-- EXERCISE --
Look through the listing below and give the number of lines that hold "title". Say nothing more.
━━━
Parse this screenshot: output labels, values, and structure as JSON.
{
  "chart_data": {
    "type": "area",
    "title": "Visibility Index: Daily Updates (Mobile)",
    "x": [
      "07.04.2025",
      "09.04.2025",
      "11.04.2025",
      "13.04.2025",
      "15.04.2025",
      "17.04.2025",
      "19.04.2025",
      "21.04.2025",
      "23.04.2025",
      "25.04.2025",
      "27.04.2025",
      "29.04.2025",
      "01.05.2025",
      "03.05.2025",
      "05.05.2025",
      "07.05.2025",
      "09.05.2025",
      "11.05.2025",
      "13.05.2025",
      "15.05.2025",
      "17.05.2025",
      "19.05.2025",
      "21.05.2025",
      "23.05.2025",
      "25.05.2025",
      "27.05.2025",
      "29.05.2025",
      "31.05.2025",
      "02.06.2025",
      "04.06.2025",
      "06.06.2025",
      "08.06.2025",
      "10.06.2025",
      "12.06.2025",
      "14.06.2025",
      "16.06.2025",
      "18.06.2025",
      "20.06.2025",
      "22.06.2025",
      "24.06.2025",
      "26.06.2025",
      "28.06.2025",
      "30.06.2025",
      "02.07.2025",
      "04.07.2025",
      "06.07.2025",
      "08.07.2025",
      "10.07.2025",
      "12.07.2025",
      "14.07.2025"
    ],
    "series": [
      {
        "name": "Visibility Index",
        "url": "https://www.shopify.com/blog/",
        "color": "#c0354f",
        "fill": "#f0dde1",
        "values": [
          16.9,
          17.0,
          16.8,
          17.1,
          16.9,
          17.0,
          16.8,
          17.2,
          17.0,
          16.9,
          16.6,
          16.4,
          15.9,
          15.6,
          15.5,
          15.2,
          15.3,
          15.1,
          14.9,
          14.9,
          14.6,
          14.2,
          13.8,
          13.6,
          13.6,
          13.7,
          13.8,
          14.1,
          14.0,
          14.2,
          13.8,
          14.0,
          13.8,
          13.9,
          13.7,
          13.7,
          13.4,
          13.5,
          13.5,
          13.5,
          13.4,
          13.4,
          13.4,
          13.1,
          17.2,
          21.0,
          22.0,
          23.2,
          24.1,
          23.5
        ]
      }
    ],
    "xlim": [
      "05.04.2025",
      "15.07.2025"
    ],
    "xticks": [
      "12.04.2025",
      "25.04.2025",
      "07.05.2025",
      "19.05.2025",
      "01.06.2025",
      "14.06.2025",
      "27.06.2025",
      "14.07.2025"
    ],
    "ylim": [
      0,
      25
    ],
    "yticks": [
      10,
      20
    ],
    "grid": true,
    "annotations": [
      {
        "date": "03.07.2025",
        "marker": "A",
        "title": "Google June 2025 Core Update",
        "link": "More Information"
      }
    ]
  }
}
━━━
-- THE SOLUTION --
2